» **WHAT TO WORK ON**
Starting at the beginning of the records and ending with the line that contains "estructura-line: Hay 2", render each line as an item in a numbered list, omitting any blank lines.

[Element and region listings]
▶

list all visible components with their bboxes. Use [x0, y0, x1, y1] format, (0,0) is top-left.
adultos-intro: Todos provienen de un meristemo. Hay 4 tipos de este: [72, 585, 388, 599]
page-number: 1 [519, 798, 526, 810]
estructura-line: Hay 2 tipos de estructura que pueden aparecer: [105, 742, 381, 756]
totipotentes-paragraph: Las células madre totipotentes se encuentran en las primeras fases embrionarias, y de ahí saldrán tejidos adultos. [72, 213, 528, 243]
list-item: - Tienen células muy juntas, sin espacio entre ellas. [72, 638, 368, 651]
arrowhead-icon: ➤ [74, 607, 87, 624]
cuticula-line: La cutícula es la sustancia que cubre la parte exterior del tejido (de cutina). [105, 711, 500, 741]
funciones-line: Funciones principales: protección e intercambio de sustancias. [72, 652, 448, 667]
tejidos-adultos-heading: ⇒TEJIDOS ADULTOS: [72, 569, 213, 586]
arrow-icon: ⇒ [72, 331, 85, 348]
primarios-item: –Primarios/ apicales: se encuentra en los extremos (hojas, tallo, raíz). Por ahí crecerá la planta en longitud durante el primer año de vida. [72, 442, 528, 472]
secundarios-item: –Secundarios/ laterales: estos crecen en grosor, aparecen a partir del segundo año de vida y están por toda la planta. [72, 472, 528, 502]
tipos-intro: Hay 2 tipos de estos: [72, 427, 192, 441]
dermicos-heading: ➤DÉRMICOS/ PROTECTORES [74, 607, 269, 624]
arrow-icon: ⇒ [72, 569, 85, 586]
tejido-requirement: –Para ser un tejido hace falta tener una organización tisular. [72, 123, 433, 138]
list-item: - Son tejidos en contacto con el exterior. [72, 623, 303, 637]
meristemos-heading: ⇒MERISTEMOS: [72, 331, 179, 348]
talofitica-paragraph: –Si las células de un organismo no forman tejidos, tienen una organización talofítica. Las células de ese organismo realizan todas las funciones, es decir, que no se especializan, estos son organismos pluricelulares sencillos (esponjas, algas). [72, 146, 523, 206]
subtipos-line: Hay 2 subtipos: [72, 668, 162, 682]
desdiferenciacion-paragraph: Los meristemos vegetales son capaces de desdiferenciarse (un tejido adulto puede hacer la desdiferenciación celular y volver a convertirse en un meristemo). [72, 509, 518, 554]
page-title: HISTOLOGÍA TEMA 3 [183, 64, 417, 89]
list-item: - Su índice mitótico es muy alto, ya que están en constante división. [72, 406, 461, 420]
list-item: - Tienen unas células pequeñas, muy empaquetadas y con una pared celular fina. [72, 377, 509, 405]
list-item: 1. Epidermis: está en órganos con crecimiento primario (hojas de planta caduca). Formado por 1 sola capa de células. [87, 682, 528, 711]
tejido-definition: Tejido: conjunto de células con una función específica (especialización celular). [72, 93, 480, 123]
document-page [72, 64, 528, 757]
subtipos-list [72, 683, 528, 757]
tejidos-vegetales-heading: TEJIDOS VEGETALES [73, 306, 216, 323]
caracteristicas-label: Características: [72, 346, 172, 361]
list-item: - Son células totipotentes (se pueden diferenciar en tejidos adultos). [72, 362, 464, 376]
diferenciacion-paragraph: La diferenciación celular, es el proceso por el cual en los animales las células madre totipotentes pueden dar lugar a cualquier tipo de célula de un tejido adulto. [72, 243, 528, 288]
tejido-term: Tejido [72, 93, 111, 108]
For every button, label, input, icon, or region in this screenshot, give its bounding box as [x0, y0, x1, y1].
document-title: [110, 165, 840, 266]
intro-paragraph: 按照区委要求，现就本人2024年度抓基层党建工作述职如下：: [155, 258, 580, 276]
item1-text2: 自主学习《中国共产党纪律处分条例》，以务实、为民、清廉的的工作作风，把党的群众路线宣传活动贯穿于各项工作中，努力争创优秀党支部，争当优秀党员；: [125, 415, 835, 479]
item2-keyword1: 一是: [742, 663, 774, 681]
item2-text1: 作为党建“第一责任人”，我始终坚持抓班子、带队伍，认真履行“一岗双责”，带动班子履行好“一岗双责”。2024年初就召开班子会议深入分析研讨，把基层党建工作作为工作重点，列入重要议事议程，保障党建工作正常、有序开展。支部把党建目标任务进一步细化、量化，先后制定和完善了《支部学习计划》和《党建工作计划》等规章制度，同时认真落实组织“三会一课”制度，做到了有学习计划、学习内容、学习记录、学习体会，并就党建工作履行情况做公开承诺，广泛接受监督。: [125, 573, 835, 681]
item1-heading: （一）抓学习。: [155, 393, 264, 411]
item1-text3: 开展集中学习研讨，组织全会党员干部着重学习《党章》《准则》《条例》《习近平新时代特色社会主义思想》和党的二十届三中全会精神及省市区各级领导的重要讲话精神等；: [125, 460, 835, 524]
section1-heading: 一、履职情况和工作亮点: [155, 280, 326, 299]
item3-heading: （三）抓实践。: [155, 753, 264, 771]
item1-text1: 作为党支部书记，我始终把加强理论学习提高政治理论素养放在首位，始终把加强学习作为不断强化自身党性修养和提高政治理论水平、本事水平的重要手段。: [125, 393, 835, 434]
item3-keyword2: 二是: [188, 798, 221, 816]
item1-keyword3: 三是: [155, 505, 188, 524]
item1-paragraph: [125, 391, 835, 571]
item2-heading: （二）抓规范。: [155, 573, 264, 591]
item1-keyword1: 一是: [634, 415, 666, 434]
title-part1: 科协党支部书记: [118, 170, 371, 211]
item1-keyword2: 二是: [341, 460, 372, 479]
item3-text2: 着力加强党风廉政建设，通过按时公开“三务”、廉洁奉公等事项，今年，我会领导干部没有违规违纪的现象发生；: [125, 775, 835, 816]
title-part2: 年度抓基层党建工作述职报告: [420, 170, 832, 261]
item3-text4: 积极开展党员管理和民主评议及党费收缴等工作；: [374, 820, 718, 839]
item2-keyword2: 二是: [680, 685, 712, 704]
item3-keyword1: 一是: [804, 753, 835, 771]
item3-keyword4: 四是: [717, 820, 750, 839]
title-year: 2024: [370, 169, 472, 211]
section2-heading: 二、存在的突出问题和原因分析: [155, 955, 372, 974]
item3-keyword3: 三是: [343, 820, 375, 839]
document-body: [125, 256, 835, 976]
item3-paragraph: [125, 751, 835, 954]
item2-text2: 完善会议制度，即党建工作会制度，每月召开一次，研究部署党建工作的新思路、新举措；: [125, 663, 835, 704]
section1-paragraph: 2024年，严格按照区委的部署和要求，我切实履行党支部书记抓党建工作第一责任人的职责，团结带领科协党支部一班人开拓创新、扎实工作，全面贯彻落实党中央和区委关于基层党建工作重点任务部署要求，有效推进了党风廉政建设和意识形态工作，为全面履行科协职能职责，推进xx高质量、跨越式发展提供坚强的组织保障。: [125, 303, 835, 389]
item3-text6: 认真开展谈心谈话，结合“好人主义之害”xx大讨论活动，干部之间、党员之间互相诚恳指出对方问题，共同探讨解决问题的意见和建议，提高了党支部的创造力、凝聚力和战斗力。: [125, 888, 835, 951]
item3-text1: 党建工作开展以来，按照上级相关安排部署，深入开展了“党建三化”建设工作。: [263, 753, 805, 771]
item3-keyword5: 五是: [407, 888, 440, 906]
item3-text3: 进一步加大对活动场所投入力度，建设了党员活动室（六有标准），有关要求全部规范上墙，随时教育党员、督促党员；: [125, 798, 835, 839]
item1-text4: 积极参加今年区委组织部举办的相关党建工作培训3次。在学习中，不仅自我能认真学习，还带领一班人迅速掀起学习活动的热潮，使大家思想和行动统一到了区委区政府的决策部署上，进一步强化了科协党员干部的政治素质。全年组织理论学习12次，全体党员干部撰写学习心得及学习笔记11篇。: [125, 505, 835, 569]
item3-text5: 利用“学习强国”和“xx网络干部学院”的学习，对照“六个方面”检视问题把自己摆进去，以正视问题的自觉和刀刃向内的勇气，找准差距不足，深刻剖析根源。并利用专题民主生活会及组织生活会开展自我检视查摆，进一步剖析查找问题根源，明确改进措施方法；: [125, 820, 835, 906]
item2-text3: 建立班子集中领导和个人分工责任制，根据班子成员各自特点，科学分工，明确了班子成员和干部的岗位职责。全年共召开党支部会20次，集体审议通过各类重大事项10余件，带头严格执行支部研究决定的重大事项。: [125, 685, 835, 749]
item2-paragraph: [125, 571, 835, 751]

◀

» **THE ANSWER**
1. list all visible components with their bboxes. Use [x0, y0, x1, y1] format, (0,0) is top-left.
2. adultos-intro: Todos provienen de un meristemo. Hay 4 tipos de este: [72, 585, 388, 599]
3. page-number: 1 [519, 798, 526, 810]
4. estructura-line: Hay 2 tipos de estructura que pueden aparecer: [105, 742, 381, 756]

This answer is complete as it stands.